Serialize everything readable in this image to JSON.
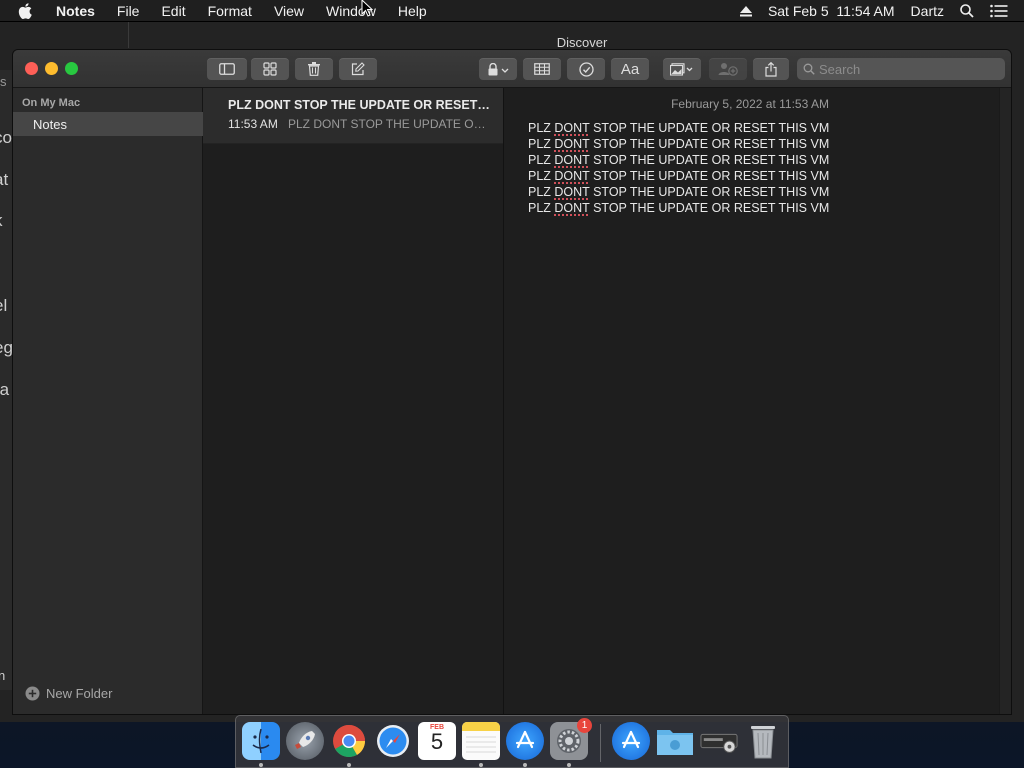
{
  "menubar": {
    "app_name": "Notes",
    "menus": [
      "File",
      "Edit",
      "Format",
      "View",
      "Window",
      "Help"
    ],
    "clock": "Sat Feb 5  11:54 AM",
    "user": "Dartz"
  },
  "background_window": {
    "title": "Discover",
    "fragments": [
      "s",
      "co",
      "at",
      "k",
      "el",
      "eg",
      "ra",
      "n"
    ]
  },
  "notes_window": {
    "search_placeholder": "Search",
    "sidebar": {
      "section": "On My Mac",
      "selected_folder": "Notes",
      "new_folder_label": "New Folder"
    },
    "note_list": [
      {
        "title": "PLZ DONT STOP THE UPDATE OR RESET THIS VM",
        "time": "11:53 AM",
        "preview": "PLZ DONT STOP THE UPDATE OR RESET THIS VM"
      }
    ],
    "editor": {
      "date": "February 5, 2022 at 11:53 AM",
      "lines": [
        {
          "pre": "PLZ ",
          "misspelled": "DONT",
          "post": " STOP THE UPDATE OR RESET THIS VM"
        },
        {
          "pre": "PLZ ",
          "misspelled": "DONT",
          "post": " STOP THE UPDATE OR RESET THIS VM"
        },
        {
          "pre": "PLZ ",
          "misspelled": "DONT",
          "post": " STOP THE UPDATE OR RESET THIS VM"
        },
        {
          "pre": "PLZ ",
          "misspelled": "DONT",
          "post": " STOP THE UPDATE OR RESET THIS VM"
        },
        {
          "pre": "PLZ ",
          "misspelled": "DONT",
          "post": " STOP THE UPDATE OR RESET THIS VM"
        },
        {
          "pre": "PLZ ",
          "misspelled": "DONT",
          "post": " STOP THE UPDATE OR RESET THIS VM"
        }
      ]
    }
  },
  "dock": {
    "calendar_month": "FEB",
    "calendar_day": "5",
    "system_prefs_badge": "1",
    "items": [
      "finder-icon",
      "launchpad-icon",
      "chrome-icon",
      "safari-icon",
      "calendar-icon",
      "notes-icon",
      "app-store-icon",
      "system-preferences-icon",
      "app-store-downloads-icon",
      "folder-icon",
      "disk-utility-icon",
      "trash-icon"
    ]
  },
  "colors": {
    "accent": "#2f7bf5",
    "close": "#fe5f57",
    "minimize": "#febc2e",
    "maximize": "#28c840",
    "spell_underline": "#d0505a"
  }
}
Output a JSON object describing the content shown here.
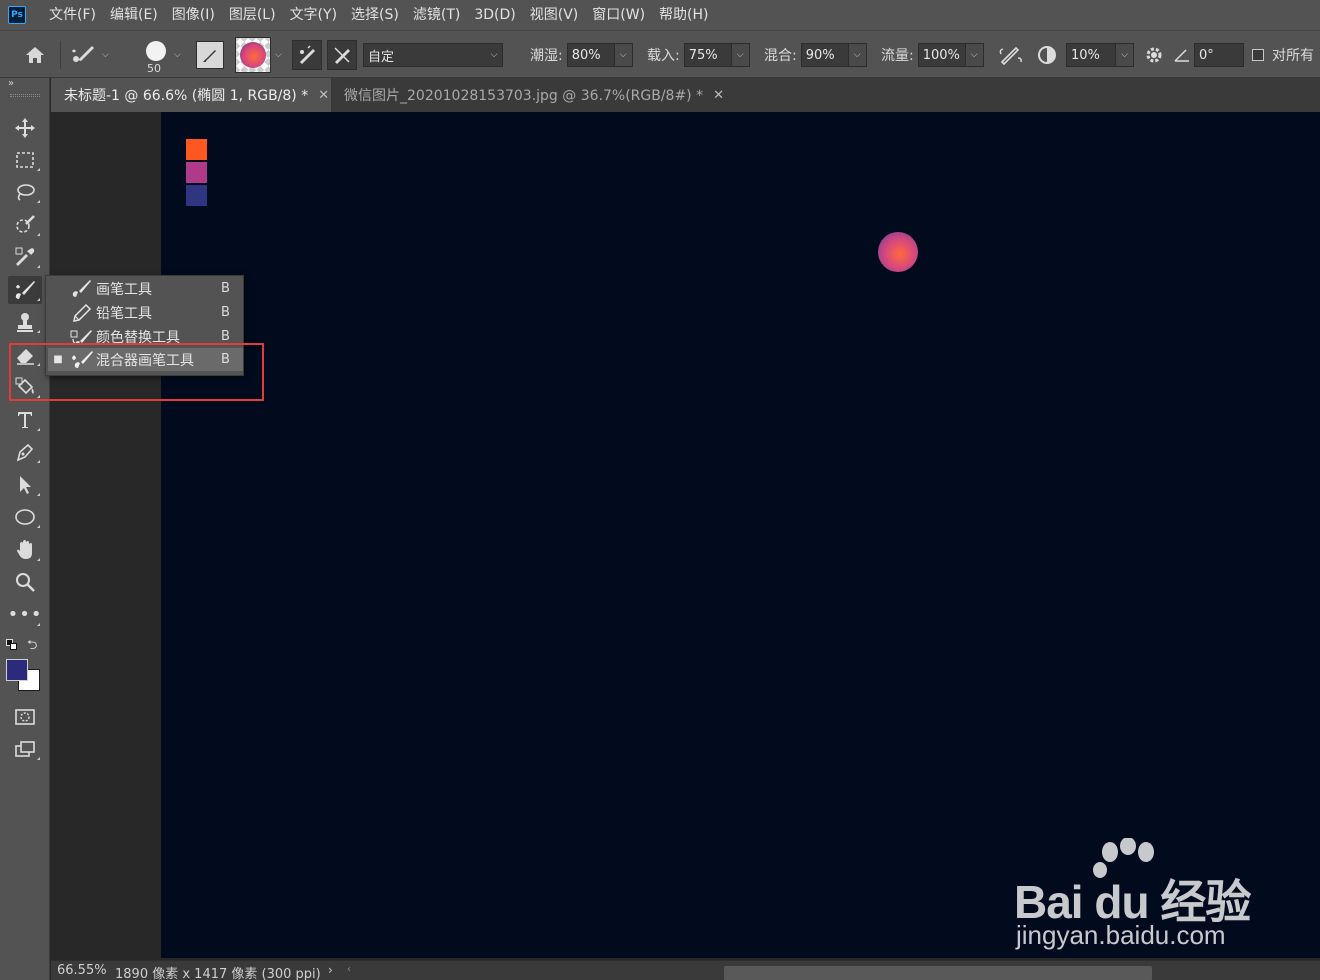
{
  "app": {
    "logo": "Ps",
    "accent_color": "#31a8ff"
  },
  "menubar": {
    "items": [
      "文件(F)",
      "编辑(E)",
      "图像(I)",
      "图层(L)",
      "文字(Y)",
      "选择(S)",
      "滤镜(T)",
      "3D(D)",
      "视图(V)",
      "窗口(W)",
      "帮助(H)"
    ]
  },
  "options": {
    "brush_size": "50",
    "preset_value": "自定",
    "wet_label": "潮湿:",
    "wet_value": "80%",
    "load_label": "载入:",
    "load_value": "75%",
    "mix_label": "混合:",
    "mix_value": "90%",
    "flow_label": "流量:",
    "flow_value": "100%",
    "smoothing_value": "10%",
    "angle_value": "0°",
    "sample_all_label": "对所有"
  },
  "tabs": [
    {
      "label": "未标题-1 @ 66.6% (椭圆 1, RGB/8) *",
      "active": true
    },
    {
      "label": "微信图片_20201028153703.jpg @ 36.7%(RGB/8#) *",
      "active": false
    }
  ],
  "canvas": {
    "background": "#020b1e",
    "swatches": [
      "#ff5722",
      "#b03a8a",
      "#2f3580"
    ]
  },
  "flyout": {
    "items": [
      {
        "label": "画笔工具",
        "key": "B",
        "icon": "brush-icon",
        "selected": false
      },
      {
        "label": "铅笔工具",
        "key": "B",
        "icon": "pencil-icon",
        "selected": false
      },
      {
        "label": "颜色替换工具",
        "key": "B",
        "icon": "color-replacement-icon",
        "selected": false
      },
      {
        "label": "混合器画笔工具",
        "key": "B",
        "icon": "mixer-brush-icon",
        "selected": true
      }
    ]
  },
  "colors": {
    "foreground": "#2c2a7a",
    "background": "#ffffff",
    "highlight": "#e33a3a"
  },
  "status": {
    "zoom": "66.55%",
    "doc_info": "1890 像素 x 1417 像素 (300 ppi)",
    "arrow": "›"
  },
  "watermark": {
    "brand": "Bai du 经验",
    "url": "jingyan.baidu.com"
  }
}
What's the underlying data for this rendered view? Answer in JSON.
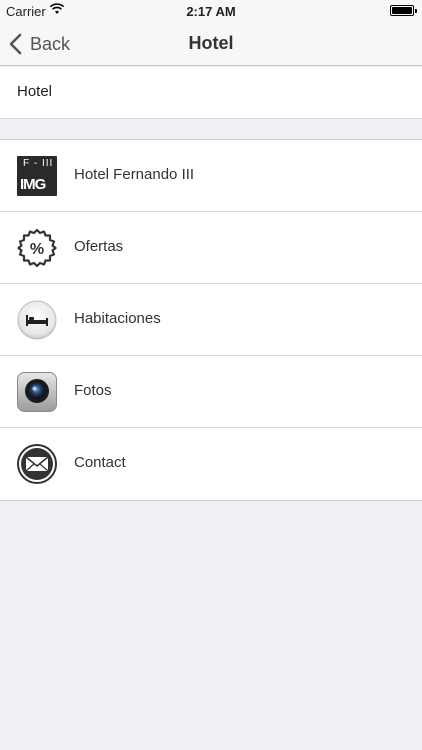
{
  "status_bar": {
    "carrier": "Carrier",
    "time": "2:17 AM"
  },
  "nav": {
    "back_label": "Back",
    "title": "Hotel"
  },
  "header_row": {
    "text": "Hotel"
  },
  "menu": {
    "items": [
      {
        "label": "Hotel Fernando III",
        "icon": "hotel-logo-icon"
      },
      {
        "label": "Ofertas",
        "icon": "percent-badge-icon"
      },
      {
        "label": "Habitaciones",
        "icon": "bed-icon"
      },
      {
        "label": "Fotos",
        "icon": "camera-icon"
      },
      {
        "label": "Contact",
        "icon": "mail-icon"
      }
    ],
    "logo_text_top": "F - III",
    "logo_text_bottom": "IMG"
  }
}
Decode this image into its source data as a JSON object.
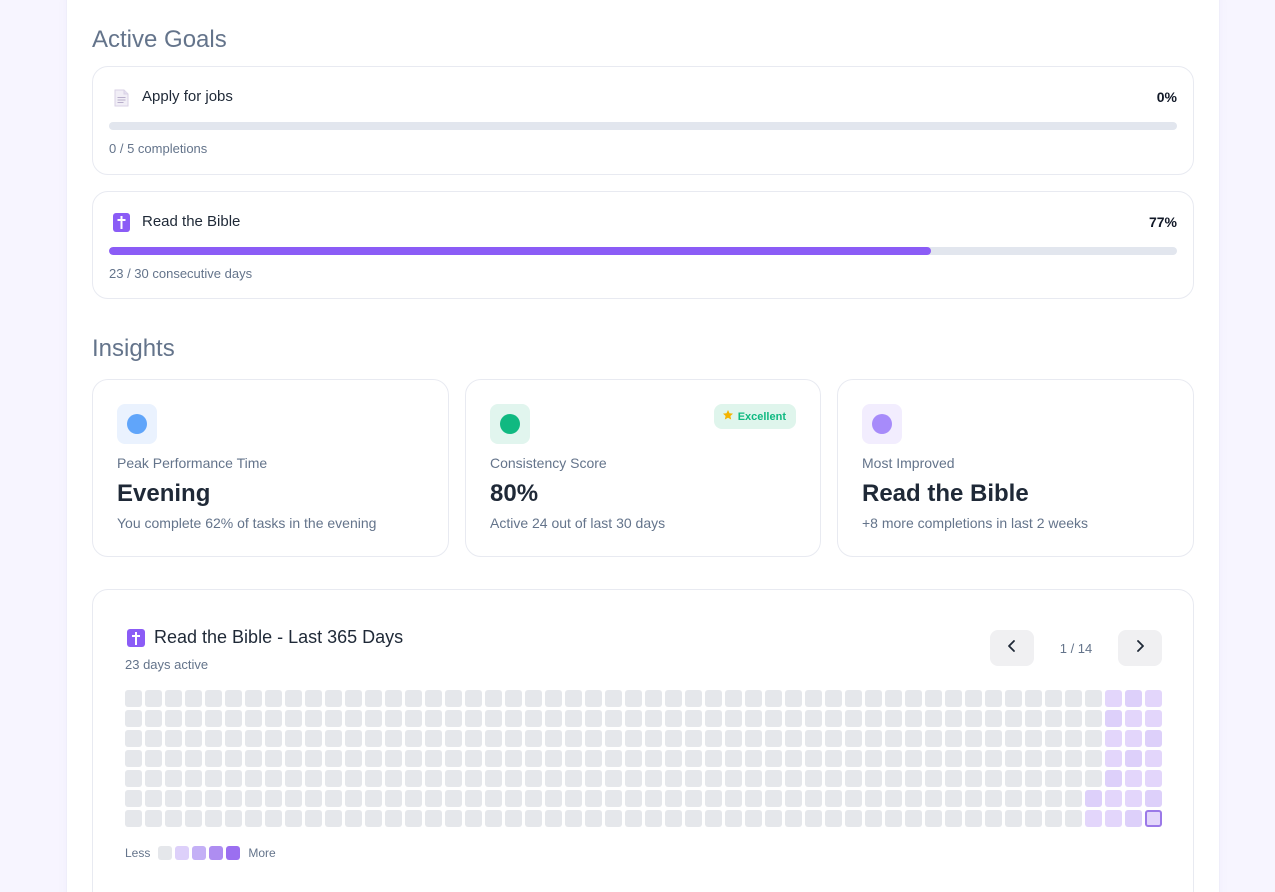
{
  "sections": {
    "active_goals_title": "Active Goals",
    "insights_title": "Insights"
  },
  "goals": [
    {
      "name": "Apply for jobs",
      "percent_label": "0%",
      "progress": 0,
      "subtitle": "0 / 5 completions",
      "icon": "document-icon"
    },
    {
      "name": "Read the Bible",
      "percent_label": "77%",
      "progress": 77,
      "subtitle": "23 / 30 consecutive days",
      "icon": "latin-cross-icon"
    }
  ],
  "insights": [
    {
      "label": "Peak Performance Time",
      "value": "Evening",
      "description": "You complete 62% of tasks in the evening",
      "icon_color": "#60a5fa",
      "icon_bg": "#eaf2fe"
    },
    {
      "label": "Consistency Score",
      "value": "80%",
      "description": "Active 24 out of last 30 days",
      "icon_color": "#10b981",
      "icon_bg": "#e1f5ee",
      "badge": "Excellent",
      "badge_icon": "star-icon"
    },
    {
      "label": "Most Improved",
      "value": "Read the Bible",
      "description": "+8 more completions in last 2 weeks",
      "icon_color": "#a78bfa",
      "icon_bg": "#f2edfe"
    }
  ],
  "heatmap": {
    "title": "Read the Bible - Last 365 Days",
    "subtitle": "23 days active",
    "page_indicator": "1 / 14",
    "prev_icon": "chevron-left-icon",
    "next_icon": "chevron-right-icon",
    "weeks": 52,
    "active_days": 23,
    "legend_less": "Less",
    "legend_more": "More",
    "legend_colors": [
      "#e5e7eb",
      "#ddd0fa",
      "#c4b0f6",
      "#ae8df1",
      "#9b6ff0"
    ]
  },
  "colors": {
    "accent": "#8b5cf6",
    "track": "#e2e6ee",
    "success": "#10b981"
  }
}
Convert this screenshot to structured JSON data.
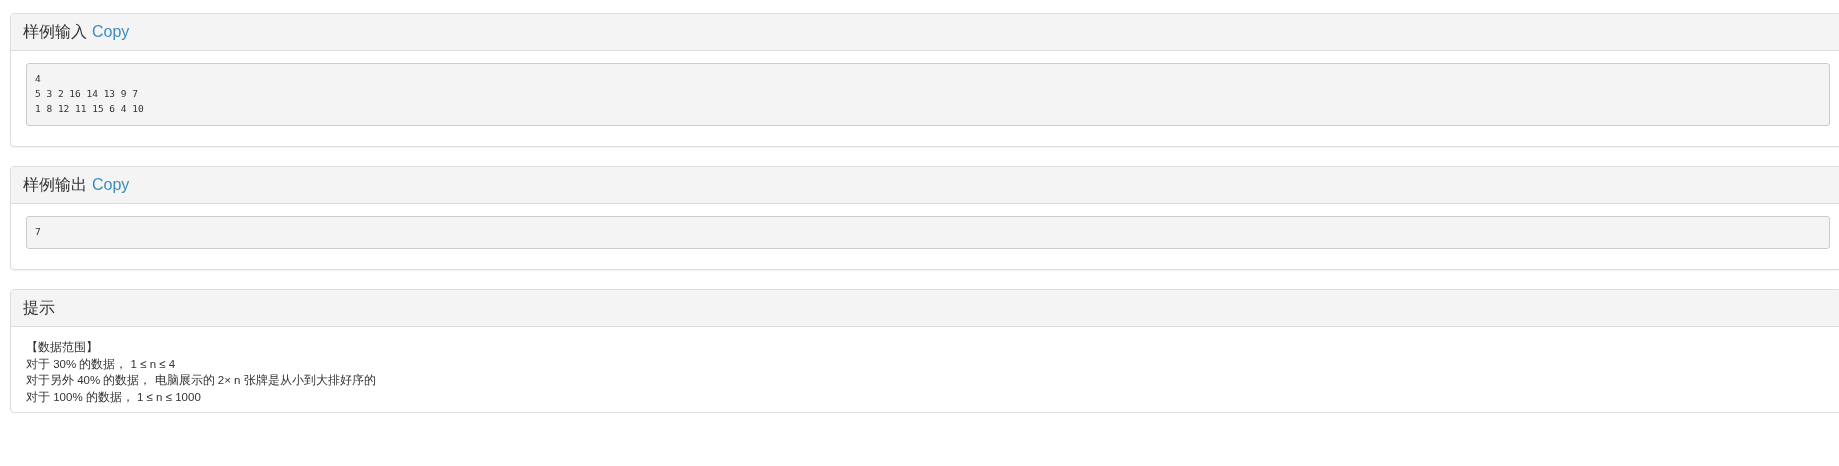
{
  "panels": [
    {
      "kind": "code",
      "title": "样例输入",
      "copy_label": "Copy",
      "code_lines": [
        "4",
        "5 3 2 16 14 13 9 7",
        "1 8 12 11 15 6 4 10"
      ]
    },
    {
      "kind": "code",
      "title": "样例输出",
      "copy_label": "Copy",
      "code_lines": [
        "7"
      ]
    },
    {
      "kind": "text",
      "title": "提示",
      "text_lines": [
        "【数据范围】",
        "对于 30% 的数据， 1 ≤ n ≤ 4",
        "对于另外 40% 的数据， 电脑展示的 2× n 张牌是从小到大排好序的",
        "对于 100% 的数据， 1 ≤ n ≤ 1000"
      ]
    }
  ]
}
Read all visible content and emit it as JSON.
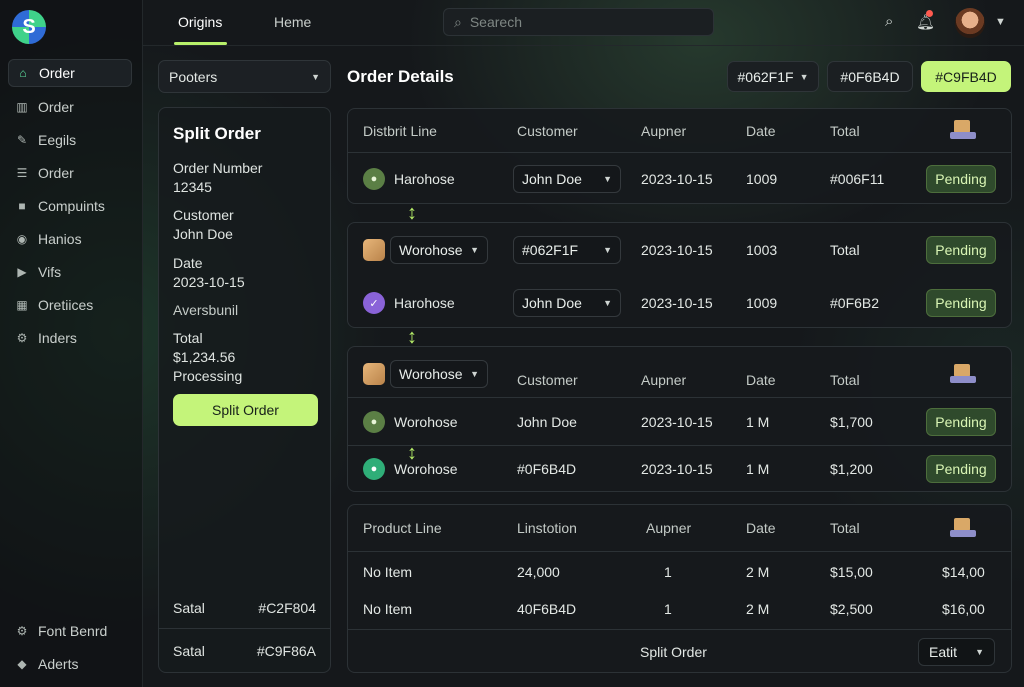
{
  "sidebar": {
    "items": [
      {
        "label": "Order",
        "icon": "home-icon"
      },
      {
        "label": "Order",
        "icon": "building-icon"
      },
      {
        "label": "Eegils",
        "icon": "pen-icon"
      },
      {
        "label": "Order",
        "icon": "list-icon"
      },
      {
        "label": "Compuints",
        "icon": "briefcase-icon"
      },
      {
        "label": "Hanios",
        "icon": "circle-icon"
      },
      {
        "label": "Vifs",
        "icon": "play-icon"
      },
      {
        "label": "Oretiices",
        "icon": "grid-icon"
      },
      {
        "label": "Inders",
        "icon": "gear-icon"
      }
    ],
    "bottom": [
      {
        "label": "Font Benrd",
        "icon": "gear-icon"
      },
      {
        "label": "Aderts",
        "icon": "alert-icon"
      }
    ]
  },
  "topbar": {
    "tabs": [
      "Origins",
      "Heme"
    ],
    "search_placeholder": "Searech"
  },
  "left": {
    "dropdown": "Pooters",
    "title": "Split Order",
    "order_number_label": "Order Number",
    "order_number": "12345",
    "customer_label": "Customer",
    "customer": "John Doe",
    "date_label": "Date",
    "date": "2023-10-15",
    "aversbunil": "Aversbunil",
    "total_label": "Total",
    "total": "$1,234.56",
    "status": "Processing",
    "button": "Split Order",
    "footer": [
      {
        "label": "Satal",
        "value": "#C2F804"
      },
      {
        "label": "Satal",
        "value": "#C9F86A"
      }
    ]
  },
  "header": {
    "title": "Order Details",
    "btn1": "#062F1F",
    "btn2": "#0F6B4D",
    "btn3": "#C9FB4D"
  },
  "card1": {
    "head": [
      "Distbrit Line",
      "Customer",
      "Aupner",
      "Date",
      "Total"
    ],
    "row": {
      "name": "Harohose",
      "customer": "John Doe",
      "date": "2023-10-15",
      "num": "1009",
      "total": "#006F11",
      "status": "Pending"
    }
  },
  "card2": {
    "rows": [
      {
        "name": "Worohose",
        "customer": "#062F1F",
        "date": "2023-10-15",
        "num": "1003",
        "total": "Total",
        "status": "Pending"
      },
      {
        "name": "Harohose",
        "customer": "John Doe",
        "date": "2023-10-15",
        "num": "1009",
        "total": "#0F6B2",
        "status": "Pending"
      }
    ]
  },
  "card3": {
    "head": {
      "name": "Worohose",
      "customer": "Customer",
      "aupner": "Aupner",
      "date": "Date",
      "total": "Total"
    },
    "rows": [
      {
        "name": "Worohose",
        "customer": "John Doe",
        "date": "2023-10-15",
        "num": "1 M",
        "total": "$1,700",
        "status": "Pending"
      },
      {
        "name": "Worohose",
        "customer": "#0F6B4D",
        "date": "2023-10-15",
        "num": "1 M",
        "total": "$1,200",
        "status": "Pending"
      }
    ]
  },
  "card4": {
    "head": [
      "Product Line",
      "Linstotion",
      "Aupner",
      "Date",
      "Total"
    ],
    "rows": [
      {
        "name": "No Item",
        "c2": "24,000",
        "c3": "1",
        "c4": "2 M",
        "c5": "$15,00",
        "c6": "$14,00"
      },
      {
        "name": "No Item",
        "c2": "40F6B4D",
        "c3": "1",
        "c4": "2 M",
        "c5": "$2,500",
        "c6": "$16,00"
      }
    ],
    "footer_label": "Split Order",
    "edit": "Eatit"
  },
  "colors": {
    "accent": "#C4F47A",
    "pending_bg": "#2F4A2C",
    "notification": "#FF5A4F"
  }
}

____

EXERCISE PROMPT: Give every line of the material that includes the string "weeks".

COMPLETE RESPONSE:
      "description": "+8 more completions in last 2 weeks",
    "weeks": 52,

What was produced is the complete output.